**Stated exercise:** Copy the entries word for word, covering the stretch from their first line through the line that contains "status-dot-icon xyxy=(62,33,76,47)".

Items from a data source
- - - - -

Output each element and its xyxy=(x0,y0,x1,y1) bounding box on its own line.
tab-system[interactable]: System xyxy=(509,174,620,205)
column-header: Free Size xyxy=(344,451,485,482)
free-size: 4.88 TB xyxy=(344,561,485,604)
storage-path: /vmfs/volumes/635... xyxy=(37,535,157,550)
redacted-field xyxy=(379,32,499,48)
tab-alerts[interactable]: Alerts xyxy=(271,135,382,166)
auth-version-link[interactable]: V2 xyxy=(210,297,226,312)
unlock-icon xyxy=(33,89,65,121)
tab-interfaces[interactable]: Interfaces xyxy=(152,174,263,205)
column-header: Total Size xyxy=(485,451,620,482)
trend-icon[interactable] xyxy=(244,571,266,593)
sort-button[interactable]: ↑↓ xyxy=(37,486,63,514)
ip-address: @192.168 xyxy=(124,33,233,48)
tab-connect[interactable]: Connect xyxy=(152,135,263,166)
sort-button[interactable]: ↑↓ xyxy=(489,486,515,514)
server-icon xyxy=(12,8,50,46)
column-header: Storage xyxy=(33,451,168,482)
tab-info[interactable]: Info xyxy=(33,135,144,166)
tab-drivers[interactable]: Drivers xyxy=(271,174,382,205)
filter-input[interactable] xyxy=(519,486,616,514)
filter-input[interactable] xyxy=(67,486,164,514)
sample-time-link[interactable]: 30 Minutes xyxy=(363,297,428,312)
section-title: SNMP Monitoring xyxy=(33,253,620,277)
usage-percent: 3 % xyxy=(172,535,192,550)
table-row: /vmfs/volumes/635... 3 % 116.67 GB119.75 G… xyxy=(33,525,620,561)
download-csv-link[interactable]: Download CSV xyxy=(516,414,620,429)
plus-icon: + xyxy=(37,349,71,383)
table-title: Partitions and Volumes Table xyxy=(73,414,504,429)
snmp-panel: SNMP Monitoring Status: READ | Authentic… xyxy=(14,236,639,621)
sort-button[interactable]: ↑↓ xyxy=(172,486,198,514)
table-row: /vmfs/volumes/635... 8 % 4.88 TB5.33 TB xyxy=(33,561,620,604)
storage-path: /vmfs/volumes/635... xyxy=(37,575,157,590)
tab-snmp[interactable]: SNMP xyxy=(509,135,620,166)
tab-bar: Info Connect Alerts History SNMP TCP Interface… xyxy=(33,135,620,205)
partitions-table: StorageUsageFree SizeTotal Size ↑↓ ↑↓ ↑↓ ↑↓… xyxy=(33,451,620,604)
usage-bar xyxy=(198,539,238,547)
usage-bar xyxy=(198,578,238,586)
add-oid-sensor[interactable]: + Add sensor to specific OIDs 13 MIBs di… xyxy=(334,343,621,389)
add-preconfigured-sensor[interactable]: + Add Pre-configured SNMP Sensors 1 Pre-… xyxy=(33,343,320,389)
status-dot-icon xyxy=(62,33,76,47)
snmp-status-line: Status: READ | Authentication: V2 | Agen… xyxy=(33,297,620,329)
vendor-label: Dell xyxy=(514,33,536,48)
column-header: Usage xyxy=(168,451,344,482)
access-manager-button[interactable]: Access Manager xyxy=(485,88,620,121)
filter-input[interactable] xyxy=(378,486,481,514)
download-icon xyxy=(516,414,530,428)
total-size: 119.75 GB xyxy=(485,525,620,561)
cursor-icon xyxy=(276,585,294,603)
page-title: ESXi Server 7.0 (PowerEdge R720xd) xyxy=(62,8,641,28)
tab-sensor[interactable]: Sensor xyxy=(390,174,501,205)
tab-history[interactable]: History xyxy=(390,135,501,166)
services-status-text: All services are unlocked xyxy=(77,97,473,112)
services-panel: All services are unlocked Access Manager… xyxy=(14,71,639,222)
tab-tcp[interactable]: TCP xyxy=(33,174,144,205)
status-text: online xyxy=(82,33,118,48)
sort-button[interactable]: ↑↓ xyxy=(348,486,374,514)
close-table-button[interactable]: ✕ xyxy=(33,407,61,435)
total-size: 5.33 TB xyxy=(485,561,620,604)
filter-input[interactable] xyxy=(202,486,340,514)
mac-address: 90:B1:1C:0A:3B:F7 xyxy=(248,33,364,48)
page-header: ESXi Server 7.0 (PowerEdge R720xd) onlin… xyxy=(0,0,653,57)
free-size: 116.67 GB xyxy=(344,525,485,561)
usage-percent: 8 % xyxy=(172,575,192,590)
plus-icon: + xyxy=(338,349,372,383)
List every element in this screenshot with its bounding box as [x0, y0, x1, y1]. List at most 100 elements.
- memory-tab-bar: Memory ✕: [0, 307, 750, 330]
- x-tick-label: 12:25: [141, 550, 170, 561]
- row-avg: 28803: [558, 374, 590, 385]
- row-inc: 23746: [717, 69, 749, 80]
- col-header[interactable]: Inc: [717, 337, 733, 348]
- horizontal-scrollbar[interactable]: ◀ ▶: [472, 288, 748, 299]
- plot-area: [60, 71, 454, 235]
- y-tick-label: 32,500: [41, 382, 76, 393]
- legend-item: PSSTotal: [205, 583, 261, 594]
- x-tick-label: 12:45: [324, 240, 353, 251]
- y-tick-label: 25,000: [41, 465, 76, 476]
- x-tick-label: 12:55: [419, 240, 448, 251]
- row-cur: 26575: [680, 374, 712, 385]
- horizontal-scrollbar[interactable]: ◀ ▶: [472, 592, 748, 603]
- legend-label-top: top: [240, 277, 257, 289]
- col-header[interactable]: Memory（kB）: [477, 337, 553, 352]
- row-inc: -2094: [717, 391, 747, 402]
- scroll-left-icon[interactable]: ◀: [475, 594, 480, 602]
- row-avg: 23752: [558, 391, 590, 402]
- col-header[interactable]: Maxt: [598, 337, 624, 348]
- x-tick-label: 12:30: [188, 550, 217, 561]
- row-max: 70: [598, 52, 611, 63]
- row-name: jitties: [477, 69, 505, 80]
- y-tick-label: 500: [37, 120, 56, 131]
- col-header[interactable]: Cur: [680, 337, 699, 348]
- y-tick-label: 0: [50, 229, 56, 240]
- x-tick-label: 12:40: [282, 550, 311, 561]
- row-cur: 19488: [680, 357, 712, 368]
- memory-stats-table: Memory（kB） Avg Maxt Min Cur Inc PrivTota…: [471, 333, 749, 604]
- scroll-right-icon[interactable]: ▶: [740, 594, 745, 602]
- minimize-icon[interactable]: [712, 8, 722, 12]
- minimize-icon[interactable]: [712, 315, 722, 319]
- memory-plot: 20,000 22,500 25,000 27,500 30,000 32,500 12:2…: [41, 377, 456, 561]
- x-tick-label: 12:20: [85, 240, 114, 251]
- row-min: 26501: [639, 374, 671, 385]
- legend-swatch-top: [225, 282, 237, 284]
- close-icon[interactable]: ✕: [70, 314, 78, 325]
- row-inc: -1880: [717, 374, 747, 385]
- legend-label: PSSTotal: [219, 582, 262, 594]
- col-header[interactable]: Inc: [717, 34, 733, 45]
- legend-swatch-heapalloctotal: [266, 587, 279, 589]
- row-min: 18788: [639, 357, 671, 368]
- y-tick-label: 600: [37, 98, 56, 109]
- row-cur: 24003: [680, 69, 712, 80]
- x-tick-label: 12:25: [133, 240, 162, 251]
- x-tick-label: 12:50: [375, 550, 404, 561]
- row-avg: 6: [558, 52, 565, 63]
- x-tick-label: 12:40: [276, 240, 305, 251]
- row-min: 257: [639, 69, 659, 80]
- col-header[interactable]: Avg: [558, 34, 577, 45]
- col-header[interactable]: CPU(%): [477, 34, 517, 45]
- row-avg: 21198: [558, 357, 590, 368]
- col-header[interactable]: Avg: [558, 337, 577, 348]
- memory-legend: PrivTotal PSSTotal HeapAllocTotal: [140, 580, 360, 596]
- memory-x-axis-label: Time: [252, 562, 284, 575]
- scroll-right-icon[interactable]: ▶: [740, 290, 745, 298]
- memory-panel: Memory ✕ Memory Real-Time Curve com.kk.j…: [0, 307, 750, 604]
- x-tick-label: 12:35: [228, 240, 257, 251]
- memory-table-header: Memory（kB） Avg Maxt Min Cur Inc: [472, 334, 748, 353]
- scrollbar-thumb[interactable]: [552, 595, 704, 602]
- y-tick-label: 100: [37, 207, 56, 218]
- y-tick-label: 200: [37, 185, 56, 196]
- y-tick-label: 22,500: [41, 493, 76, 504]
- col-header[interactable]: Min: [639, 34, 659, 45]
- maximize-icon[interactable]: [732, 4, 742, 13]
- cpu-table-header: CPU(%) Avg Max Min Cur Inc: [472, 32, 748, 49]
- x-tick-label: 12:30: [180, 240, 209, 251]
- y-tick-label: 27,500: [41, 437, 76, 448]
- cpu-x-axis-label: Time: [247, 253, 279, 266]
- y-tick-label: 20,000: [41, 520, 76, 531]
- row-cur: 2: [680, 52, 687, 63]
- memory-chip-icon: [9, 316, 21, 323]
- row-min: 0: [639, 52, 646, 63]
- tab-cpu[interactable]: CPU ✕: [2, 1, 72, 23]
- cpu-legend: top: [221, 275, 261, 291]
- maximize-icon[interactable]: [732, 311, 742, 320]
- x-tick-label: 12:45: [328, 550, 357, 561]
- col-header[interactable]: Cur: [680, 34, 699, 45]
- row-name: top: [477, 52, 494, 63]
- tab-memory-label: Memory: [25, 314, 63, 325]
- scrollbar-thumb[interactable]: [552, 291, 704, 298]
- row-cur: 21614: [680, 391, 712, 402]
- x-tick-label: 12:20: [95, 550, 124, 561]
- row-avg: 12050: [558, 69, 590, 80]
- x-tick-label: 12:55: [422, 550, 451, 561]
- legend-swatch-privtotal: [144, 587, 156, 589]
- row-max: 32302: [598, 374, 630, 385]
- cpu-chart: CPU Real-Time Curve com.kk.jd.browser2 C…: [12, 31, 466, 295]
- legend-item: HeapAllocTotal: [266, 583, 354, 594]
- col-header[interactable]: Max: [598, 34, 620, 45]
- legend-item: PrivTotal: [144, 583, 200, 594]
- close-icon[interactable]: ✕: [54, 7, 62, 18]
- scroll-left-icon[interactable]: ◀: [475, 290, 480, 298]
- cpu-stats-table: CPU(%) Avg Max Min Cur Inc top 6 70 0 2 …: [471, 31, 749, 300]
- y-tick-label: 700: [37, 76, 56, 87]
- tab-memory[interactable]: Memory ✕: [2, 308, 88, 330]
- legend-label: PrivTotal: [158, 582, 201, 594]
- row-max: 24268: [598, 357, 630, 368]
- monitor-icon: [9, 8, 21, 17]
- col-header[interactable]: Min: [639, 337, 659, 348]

- - - - -

**Task output:**
Output each element and its xyxy=(x0,y0,x1,y1) bounding box on its own line.
tab-system[interactable]: System xyxy=(509,174,620,205)
column-header: Free Size xyxy=(344,451,485,482)
free-size: 4.88 TB xyxy=(344,561,485,604)
storage-path: /vmfs/volumes/635... xyxy=(37,535,157,550)
redacted-field xyxy=(379,32,499,48)
tab-alerts[interactable]: Alerts xyxy=(271,135,382,166)
auth-version-link[interactable]: V2 xyxy=(210,297,226,312)
unlock-icon xyxy=(33,89,65,121)
tab-interfaces[interactable]: Interfaces xyxy=(152,174,263,205)
column-header: Total Size xyxy=(485,451,620,482)
trend-icon[interactable] xyxy=(244,571,266,593)
sort-button[interactable]: ↑↓ xyxy=(37,486,63,514)
ip-address: @192.168 xyxy=(124,33,233,48)
tab-connect[interactable]: Connect xyxy=(152,135,263,166)
sort-button[interactable]: ↑↓ xyxy=(489,486,515,514)
server-icon xyxy=(12,8,50,46)
column-header: Storage xyxy=(33,451,168,482)
tab-info[interactable]: Info xyxy=(33,135,144,166)
tab-drivers[interactable]: Drivers xyxy=(271,174,382,205)
filter-input[interactable] xyxy=(519,486,616,514)
filter-input[interactable] xyxy=(67,486,164,514)
sample-time-link[interactable]: 30 Minutes xyxy=(363,297,428,312)
section-title: SNMP Monitoring xyxy=(33,253,620,277)
usage-percent: 3 % xyxy=(172,535,192,550)
table-row: /vmfs/volumes/635... 3 % 116.67 GB119.75 G… xyxy=(33,525,620,561)
download-csv-link[interactable]: Download CSV xyxy=(516,414,620,429)
plus-icon: + xyxy=(37,349,71,383)
table-title: Partitions and Volumes Table xyxy=(73,414,504,429)
snmp-panel: SNMP Monitoring Status: READ | Authentic… xyxy=(14,236,639,621)
sort-button[interactable]: ↑↓ xyxy=(172,486,198,514)
table-row: /vmfs/volumes/635... 8 % 4.88 TB5.33 TB xyxy=(33,561,620,604)
storage-path: /vmfs/volumes/635... xyxy=(37,575,157,590)
tab-snmp[interactable]: SNMP xyxy=(509,135,620,166)
tab-bar: Info Connect Alerts History SNMP TCP Interface… xyxy=(33,135,620,205)
partitions-table: StorageUsageFree SizeTotal Size ↑↓ ↑↓ ↑↓ ↑↓… xyxy=(33,451,620,604)
usage-bar xyxy=(198,539,238,547)
usage-bar xyxy=(198,578,238,586)
add-oid-sensor[interactable]: + Add sensor to specific OIDs 13 MIBs di… xyxy=(334,343,621,389)
add-preconfigured-sensor[interactable]: + Add Pre-configured SNMP Sensors 1 Pre-… xyxy=(33,343,320,389)
status-dot-icon xyxy=(62,33,76,47)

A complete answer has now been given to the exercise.